EXTRAIT DE PAGE:
Le Premier ministre Manuel Valls et la secrétaire d’état au numérique Axelle Lemaire ont donné ensemble, samedi matin, le coup d’envoi d’une consultation publique de trois semaines sur le projet de loi pour une République numérique, qui matérialise enfin l’Habeas Corpus numérique promis depuis 2013 et maintes fois repoussé.
Pour renforcer les chances d’adoption du projet de loi, l’ambition initiale portée en son temps par Fleur Pellerin a été nettement revue à la baisse, avec en particulier la mise à l’écart de l’essentiel des questions de régulation économiques. Elles seront laissées à une future loi Macron 2 prévue pour 2016 (une division contestable entre libertés et régulation économique, déjà envisagée de longue date).
Il en résulte « un texte court, ramassé, dynamique« , qui « pose les grands principes d’une société numérique« , a expliqué Manuel Valls, alors qu’Axelle Lemaire, forcément déçue de laisser à Emmanuel Macron le vaste chantier de l’encadrement de l’économie numérique (notamment collaborative), admet que le texte « ne répond pas à toutes les questions« , mais « pose le socle de la base d’une construction« .
Mais même avec une ambition amoindrie, le projet de loi présenté samedi matin apporte des avancées notables et fort bienvenues, qui en feront peut-être le premier texte législatif véritablement consensuel sur la régulation du numérique. Citons par exemple :
- L’obligation d’Open Data par défaut pour les administrations qui devront mettre leurs données publiques à disposition (non plus seulement sur demande) dans un format ouvert et sous une licence autorisation leur utilisation y compris commerciale ;
- La création de « données d’intérêt général » que devront fournir les entreprises privées qui sont délégataires de services publics ou exercent des missions d’intérêt public ;
- L’ajout dans la loi d’une notion de « domaine commun informationnel » ;
- L’obligation pour les éditeurs de publications scientifiques de laisser les chercheurs publier gratuitement leurs travaux sur internet au bout de 12 ou 24 mois ;
- L’intégration de la notion de neutralité du net dans la loi (dans une formulation juridique toutefois très liée au règlement européen et donc moins ferme qu’en apparence) avec la possibilité pour l’Arcep d’en sanctionner les violations ;
- Le principe de portabilité des données pour permettre de changer de fournisseur d’adresses e-mail ou de Cloud sans perdre ses données ;
- La création d’un statut de « plateforme en ligne » (anticipant une directive européenne), certes dangereux sous certains aspects, mais qui impose des obligations de transparence et de « loyauté » dans la mise en oeuvre des algorithmes et des conditions contractuelles.

CONSIGNE 1:
Relevez toutes les personnes désignées par leur nom dans l'extrait.
CONSIGNE 2:
Citez le passage de l'extrait qui commence par « Le Premier ministre » et se poursuit jusqu'à « de longue date). ».
Les entrées qui suivent proviennent d'une autre source.

LISTE DES DONNÉES:
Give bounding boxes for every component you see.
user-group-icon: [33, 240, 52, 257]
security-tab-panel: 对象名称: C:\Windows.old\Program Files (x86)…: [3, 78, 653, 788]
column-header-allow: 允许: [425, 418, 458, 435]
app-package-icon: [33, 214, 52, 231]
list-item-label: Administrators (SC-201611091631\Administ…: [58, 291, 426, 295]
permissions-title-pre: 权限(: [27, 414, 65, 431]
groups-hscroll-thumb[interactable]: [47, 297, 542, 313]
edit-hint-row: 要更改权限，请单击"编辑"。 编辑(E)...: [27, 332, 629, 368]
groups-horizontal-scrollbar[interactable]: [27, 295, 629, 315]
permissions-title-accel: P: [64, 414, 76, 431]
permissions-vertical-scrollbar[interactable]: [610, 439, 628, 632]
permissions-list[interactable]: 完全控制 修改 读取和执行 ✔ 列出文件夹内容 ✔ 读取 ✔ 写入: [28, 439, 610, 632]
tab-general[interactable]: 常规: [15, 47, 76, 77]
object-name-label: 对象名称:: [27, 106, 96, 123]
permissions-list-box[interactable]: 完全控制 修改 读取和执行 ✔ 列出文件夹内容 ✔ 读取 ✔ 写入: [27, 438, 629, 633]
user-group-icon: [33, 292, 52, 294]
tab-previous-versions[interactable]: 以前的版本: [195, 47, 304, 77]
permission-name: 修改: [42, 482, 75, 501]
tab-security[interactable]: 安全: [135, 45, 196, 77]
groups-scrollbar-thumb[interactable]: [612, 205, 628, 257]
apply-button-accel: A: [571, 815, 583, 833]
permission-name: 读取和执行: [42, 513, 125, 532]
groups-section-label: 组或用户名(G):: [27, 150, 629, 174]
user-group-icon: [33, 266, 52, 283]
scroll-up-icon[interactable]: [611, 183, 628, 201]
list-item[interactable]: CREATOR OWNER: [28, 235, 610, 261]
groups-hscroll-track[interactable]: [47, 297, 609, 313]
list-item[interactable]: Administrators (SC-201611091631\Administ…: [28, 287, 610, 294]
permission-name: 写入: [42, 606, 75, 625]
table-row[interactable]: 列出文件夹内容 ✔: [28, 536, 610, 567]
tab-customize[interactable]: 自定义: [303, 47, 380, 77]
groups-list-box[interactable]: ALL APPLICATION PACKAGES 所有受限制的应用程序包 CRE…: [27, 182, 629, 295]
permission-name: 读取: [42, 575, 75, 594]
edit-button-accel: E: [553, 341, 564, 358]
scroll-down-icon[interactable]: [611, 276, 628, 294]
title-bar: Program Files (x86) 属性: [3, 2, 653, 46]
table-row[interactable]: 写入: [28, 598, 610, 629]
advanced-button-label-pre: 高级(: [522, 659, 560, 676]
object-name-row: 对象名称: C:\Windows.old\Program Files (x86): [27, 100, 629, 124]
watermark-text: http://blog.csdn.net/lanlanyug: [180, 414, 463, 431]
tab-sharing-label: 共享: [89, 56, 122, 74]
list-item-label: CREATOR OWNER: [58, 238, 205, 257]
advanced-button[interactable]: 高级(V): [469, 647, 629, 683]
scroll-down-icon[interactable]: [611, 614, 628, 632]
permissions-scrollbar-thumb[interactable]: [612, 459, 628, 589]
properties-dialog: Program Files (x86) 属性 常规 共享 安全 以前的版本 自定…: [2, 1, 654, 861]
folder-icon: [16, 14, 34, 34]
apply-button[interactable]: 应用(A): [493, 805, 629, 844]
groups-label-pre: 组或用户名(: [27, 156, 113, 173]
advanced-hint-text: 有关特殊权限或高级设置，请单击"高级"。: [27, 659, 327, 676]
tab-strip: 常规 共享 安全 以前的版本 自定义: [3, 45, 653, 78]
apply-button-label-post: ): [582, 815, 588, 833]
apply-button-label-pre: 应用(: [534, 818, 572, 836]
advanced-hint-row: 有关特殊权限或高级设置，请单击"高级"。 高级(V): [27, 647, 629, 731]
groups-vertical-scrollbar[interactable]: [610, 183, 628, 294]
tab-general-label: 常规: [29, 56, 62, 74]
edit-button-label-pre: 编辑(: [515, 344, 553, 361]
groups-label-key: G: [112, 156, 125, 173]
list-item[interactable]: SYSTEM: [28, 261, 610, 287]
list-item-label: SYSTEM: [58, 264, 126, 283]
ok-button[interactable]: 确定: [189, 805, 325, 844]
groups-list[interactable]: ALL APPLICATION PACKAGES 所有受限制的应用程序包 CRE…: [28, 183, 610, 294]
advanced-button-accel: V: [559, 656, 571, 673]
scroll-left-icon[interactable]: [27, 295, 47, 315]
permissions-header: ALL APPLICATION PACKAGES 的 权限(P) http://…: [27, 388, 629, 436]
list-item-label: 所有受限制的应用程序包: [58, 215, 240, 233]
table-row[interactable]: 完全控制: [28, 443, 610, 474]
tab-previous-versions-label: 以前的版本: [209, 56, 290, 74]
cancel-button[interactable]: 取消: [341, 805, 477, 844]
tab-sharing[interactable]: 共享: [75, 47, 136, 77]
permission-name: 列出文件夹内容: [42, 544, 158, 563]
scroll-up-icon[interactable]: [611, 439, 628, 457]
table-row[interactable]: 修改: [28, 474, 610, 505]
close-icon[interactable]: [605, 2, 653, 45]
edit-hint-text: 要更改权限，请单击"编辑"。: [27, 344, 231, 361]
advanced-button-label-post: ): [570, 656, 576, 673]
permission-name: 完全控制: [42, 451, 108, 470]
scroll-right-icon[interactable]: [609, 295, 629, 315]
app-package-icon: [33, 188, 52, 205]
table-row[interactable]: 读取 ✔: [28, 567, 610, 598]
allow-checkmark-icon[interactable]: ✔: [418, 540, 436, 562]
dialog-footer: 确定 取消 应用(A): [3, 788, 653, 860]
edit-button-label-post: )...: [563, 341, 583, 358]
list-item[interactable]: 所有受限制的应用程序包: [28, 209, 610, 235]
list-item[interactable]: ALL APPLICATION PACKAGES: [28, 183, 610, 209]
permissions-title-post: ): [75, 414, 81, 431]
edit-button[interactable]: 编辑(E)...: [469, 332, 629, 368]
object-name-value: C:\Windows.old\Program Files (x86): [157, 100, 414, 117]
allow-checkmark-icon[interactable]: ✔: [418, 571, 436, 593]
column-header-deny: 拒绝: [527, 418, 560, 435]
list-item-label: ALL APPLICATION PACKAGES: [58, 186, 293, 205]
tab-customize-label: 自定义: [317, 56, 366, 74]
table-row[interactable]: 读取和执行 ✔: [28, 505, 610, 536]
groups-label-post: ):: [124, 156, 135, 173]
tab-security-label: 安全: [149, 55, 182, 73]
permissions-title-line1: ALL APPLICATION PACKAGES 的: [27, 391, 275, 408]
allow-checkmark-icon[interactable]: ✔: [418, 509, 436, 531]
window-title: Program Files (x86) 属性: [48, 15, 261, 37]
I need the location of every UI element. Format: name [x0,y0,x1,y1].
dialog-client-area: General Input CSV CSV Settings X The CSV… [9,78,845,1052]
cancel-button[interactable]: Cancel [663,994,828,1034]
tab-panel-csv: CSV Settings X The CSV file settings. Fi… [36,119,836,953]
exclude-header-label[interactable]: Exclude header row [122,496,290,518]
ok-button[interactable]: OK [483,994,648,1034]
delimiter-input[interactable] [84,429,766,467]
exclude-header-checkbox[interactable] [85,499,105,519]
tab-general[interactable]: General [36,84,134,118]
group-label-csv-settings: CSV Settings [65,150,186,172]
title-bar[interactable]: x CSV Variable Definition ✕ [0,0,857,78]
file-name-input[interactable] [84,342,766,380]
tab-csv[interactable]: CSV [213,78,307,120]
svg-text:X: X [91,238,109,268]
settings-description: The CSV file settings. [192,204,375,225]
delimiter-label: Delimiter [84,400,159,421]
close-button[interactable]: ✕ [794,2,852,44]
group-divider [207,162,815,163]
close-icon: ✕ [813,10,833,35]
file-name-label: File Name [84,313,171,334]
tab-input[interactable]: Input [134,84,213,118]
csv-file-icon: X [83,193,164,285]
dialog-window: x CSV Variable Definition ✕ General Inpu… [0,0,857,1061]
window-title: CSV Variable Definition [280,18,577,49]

RÉPONSE FINALE 1:
Manuel Valls, Axelle Lemaire, Fleur Pellerin, Emmanuel Macron

RÉPONSE FINALE 2:
Le Premier ministre Manuel Valls et la secrétaire d’état au numérique Axelle Lemaire ont donné ensemble, samedi matin, le coup d’envoi d’une consultation publique de trois semaines sur le projet de loi pour une République numérique, qui matérialise enfin l’Habeas Corpus numérique promis depuis 2013 et maintes fois repoussé.
Pour renforcer les chances d’adoption du projet de loi, l’ambition initiale portée en son temps par Fleur Pellerin a été nettement revue à la baisse, avec en particulier la mise à l’écart de l’essentiel des questions de régulation économiques. Elles seront laissées à une future loi Macron 2 prévue pour 2016 (une division contestable entre libertés et régulation économique, déjà envisagée de longue date).